> [What is required]: Print every line of the listing exactly, please.

> [Material provided]:
......

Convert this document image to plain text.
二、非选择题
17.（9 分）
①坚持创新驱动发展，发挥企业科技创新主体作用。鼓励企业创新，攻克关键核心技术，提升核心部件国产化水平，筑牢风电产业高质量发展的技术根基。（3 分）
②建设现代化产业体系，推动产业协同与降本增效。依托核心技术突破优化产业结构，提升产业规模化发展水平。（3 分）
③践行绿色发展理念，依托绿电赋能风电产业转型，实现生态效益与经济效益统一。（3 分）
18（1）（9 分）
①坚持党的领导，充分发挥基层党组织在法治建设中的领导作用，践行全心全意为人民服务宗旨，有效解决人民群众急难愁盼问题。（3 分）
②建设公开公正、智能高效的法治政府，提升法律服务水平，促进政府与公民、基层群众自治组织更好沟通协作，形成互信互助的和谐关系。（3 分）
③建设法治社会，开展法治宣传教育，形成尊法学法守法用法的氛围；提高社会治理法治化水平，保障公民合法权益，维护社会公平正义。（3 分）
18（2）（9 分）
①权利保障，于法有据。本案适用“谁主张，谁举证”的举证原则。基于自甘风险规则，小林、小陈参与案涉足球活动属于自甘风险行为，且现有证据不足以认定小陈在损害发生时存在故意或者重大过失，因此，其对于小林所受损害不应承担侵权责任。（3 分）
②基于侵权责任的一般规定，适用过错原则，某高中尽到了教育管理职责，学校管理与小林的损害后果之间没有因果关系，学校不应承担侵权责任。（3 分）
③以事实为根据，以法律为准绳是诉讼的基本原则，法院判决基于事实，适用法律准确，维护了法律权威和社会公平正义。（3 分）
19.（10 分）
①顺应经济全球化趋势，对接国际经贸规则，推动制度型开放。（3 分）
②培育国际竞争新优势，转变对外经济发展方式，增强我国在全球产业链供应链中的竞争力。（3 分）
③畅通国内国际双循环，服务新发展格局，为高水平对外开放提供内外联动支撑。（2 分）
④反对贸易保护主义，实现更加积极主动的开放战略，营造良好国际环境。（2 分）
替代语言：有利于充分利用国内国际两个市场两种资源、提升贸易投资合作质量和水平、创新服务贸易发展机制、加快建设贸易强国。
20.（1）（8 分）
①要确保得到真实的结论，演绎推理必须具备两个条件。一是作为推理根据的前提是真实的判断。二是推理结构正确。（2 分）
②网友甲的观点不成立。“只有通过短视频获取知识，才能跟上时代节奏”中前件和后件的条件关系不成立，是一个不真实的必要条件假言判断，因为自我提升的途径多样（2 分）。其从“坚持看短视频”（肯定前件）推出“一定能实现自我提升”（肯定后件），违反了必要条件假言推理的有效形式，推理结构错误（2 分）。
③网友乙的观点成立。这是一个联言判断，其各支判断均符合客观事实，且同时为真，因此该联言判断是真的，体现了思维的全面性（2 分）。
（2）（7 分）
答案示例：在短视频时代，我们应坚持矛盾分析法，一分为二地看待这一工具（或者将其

......

> [Exercise output]:
Convert this document image to plain text.
二、非选择题
17.（9 分）
①坚持创新驱动发展，发挥企业科技创新主体作用。鼓励企业创新，攻克关键核心技术，提升核心部件国产化水平，筑牢风电产业高质量发展的技术根基。（3 分）
②建设现代化产业体系，推动产业协同与降本增效。依托核心技术突破优化产业结构，提升产业规模化发展水平。（3 分）
③践行绿色发展理念，依托绿电赋能风电产业转型，实现生态效益与经济效益统一。（3 分）
18（1）（9 分）
①坚持党的领导，充分发挥基层党组织在法治建设中的领导作用，践行全心全意为人民服务宗旨，有效解决人民群众急难愁盼问题。（3 分）
②建设公开公正、智能高效的法治政府，提升法律服务水平，促进政府与公民、基层群众自治组织更好沟通协作，形成互信互助的和谐关系。（3 分）
③建设法治社会，开展法治宣传教育，形成尊法学法守法用法的氛围；提高社会治理法治化水平，保障公民合法权益，维护社会公平正义。（3 分）
18（2）（9 分）
①权利保障，于法有据。本案适用“谁主张，谁举证”的举证原则。基于自甘风险规则，小林、小陈参与案涉足球活动属于自甘风险行为，且现有证据不足以认定小陈在损害发生时存在故意或者重大过失，因此，其对于小林所受损害不应承担侵权责任。（3 分）
②基于侵权责任的一般规定，适用过错原则，某高中尽到了教育管理职责，学校管理与小林的损害后果之间没有因果关系，学校不应承担侵权责任。（3 分）
③以事实为根据，以法律为准绳是诉讼的基本原则，法院判决基于事实，适用法律准确，维护了法律权威和社会公平正义。（3 分）
19.（10 分）
①顺应经济全球化趋势，对接国际经贸规则，推动制度型开放。（3 分）
②培育国际竞争新优势，转变对外经济发展方式，增强我国在全球产业链供应链中的竞争力。（3 分）
③畅通国内国际双循环，服务新发展格局，为高水平对外开放提供内外联动支撑。（2 分）
④反对贸易保护主义，实现更加积极主动的开放战略，营造良好国际环境。（2 分）
替代语言：有利于充分利用国内国际两个市场两种资源、提升贸易投资合作质量和水平、创新服务贸易发展机制、加快建设贸易强国。
20.（1）（8 分）
①要确保得到真实的结论，演绎推理必须具备两个条件。一是作为推理根据的前提是真实的判断。二是推理结构正确。（2 分）
②网友甲的观点不成立。“只有通过短视频获取知识，才能跟上时代节奏”中前件和后件的条件关系不成立，是一个不真实的必要条件假言判断，因为自我提升的途径多样（2 分）。其从“坚持看短视频”（肯定前件）推出“一定能实现自我提升”（肯定后件），违反了必要条件假言推理的有效形式，推理结构错误（2 分）。
③网友乙的观点成立。这是一个联言判断，其各支判断均符合客观事实，且同时为真，因此该联言判断是真的，体现了思维的全面性（2 分）。
（2）（7 分）
答案示例：在短视频时代，我们应坚持矛盾分析法，一分为二地看待这一工具（或者将其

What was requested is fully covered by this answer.